- **DIRECTIONS**
Word for word, quote all of the material, omitting the pictures.

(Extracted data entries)
◆ ◆ ◆ ◆ ◆

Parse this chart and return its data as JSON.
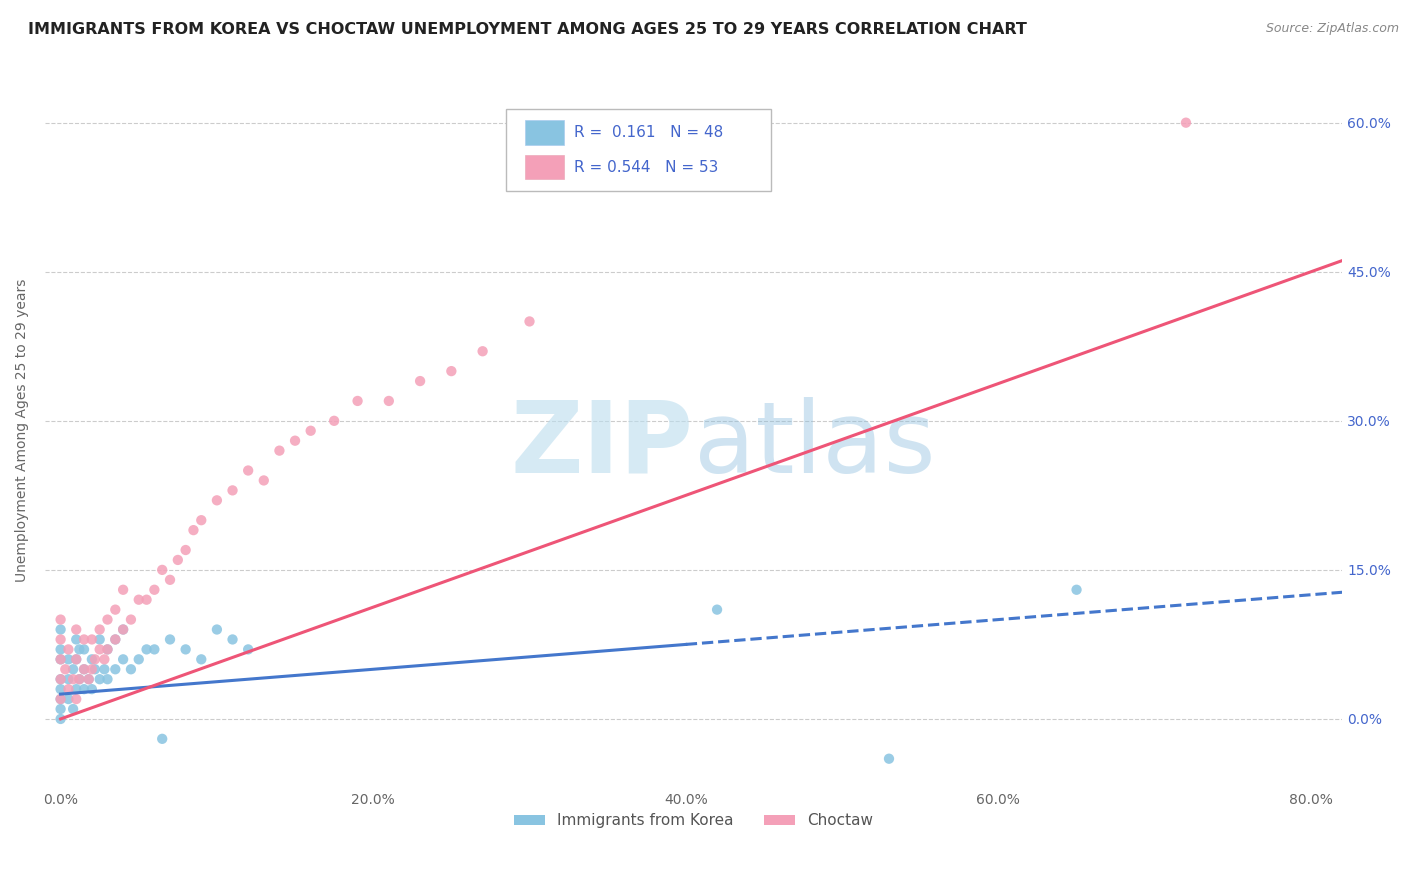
{
  "title": "IMMIGRANTS FROM KOREA VS CHOCTAW UNEMPLOYMENT AMONG AGES 25 TO 29 YEARS CORRELATION CHART",
  "source_text": "Source: ZipAtlas.com",
  "ylabel": "Unemployment Among Ages 25 to 29 years",
  "xlim": [
    -0.01,
    0.82
  ],
  "ylim": [
    -0.07,
    0.65
  ],
  "xticks": [
    0.0,
    0.2,
    0.4,
    0.6,
    0.8
  ],
  "xticklabels": [
    "0.0%",
    "20.0%",
    "40.0%",
    "60.0%",
    "80.0%"
  ],
  "right_ytick_positions": [
    0.0,
    0.15,
    0.3,
    0.45,
    0.6
  ],
  "right_ytick_labels": [
    "0.0%",
    "15.0%",
    "30.0%",
    "45.0%",
    "60.0%"
  ],
  "korea_color": "#89C4E1",
  "choctaw_color": "#F4A0B8",
  "korea_line_color": "#4477CC",
  "choctaw_line_color": "#EE5577",
  "legend_text_color": "#4466CC",
  "korea_R": 0.161,
  "korea_N": 48,
  "choctaw_R": 0.544,
  "choctaw_N": 53,
  "watermark_color": "#BBDDEE",
  "background_color": "#FFFFFF",
  "grid_color": "#CCCCCC",
  "title_color": "#222222",
  "title_fontsize": 11.5,
  "ylabel_fontsize": 10,
  "tick_fontsize": 10,
  "korea_line_intercept": 0.025,
  "korea_line_slope": 0.125,
  "choctaw_line_intercept": 0.0,
  "choctaw_line_slope": 0.5625,
  "korea_scatter_x": [
    0.0,
    0.0,
    0.0,
    0.0,
    0.0,
    0.0,
    0.0,
    0.0,
    0.005,
    0.005,
    0.005,
    0.008,
    0.008,
    0.01,
    0.01,
    0.01,
    0.012,
    0.012,
    0.015,
    0.015,
    0.015,
    0.018,
    0.02,
    0.02,
    0.022,
    0.025,
    0.025,
    0.028,
    0.03,
    0.03,
    0.035,
    0.035,
    0.04,
    0.04,
    0.045,
    0.05,
    0.055,
    0.06,
    0.065,
    0.07,
    0.08,
    0.09,
    0.1,
    0.11,
    0.12,
    0.42,
    0.53,
    0.65
  ],
  "korea_scatter_y": [
    0.0,
    0.01,
    0.02,
    0.03,
    0.04,
    0.06,
    0.07,
    0.09,
    0.02,
    0.04,
    0.06,
    0.01,
    0.05,
    0.03,
    0.06,
    0.08,
    0.04,
    0.07,
    0.03,
    0.05,
    0.07,
    0.04,
    0.03,
    0.06,
    0.05,
    0.04,
    0.08,
    0.05,
    0.04,
    0.07,
    0.05,
    0.08,
    0.06,
    0.09,
    0.05,
    0.06,
    0.07,
    0.07,
    -0.02,
    0.08,
    0.07,
    0.06,
    0.09,
    0.08,
    0.07,
    0.11,
    -0.04,
    0.13
  ],
  "choctaw_scatter_x": [
    0.0,
    0.0,
    0.0,
    0.0,
    0.0,
    0.003,
    0.005,
    0.005,
    0.008,
    0.01,
    0.01,
    0.01,
    0.012,
    0.015,
    0.015,
    0.018,
    0.02,
    0.02,
    0.022,
    0.025,
    0.025,
    0.028,
    0.03,
    0.03,
    0.035,
    0.035,
    0.04,
    0.04,
    0.045,
    0.05,
    0.055,
    0.06,
    0.065,
    0.07,
    0.075,
    0.08,
    0.085,
    0.09,
    0.1,
    0.11,
    0.12,
    0.13,
    0.14,
    0.15,
    0.16,
    0.175,
    0.19,
    0.21,
    0.23,
    0.25,
    0.27,
    0.3,
    0.72
  ],
  "choctaw_scatter_y": [
    0.02,
    0.04,
    0.06,
    0.08,
    0.1,
    0.05,
    0.03,
    0.07,
    0.04,
    0.02,
    0.06,
    0.09,
    0.04,
    0.05,
    0.08,
    0.04,
    0.05,
    0.08,
    0.06,
    0.07,
    0.09,
    0.06,
    0.07,
    0.1,
    0.08,
    0.11,
    0.09,
    0.13,
    0.1,
    0.12,
    0.12,
    0.13,
    0.15,
    0.14,
    0.16,
    0.17,
    0.19,
    0.2,
    0.22,
    0.23,
    0.25,
    0.24,
    0.27,
    0.28,
    0.29,
    0.3,
    0.32,
    0.32,
    0.34,
    0.35,
    0.37,
    0.4,
    0.6
  ]
}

◆ ◆ ◆ ◆ ◆

- **THE ANSWER**
Parse this chart and return its data as JSON.
{
  "title": "IMMIGRANTS FROM KOREA VS CHOCTAW UNEMPLOYMENT AMONG AGES 25 TO 29 YEARS CORRELATION CHART",
  "source_text": "Source: ZipAtlas.com",
  "ylabel": "Unemployment Among Ages 25 to 29 years",
  "xlim": [
    -0.01,
    0.82
  ],
  "ylim": [
    -0.07,
    0.65
  ],
  "xticks": [
    0.0,
    0.2,
    0.4,
    0.6,
    0.8
  ],
  "xticklabels": [
    "0.0%",
    "20.0%",
    "40.0%",
    "60.0%",
    "80.0%"
  ],
  "right_ytick_positions": [
    0.0,
    0.15,
    0.3,
    0.45,
    0.6
  ],
  "right_ytick_labels": [
    "0.0%",
    "15.0%",
    "30.0%",
    "45.0%",
    "60.0%"
  ],
  "korea_color": "#89C4E1",
  "choctaw_color": "#F4A0B8",
  "korea_line_color": "#4477CC",
  "choctaw_line_color": "#EE5577",
  "legend_text_color": "#4466CC",
  "korea_R": 0.161,
  "korea_N": 48,
  "choctaw_R": 0.544,
  "choctaw_N": 53,
  "watermark_color": "#BBDDEE",
  "background_color": "#FFFFFF",
  "grid_color": "#CCCCCC",
  "title_color": "#222222",
  "title_fontsize": 11.5,
  "ylabel_fontsize": 10,
  "tick_fontsize": 10,
  "korea_line_intercept": 0.025,
  "korea_line_slope": 0.125,
  "choctaw_line_intercept": 0.0,
  "choctaw_line_slope": 0.5625,
  "korea_scatter_x": [
    0.0,
    0.0,
    0.0,
    0.0,
    0.0,
    0.0,
    0.0,
    0.0,
    0.005,
    0.005,
    0.005,
    0.008,
    0.008,
    0.01,
    0.01,
    0.01,
    0.012,
    0.012,
    0.015,
    0.015,
    0.015,
    0.018,
    0.02,
    0.02,
    0.022,
    0.025,
    0.025,
    0.028,
    0.03,
    0.03,
    0.035,
    0.035,
    0.04,
    0.04,
    0.045,
    0.05,
    0.055,
    0.06,
    0.065,
    0.07,
    0.08,
    0.09,
    0.1,
    0.11,
    0.12,
    0.42,
    0.53,
    0.65
  ],
  "korea_scatter_y": [
    0.0,
    0.01,
    0.02,
    0.03,
    0.04,
    0.06,
    0.07,
    0.09,
    0.02,
    0.04,
    0.06,
    0.01,
    0.05,
    0.03,
    0.06,
    0.08,
    0.04,
    0.07,
    0.03,
    0.05,
    0.07,
    0.04,
    0.03,
    0.06,
    0.05,
    0.04,
    0.08,
    0.05,
    0.04,
    0.07,
    0.05,
    0.08,
    0.06,
    0.09,
    0.05,
    0.06,
    0.07,
    0.07,
    -0.02,
    0.08,
    0.07,
    0.06,
    0.09,
    0.08,
    0.07,
    0.11,
    -0.04,
    0.13
  ],
  "choctaw_scatter_x": [
    0.0,
    0.0,
    0.0,
    0.0,
    0.0,
    0.003,
    0.005,
    0.005,
    0.008,
    0.01,
    0.01,
    0.01,
    0.012,
    0.015,
    0.015,
    0.018,
    0.02,
    0.02,
    0.022,
    0.025,
    0.025,
    0.028,
    0.03,
    0.03,
    0.035,
    0.035,
    0.04,
    0.04,
    0.045,
    0.05,
    0.055,
    0.06,
    0.065,
    0.07,
    0.075,
    0.08,
    0.085,
    0.09,
    0.1,
    0.11,
    0.12,
    0.13,
    0.14,
    0.15,
    0.16,
    0.175,
    0.19,
    0.21,
    0.23,
    0.25,
    0.27,
    0.3,
    0.72
  ],
  "choctaw_scatter_y": [
    0.02,
    0.04,
    0.06,
    0.08,
    0.1,
    0.05,
    0.03,
    0.07,
    0.04,
    0.02,
    0.06,
    0.09,
    0.04,
    0.05,
    0.08,
    0.04,
    0.05,
    0.08,
    0.06,
    0.07,
    0.09,
    0.06,
    0.07,
    0.1,
    0.08,
    0.11,
    0.09,
    0.13,
    0.1,
    0.12,
    0.12,
    0.13,
    0.15,
    0.14,
    0.16,
    0.17,
    0.19,
    0.2,
    0.22,
    0.23,
    0.25,
    0.24,
    0.27,
    0.28,
    0.29,
    0.3,
    0.32,
    0.32,
    0.34,
    0.35,
    0.37,
    0.4,
    0.6
  ]
}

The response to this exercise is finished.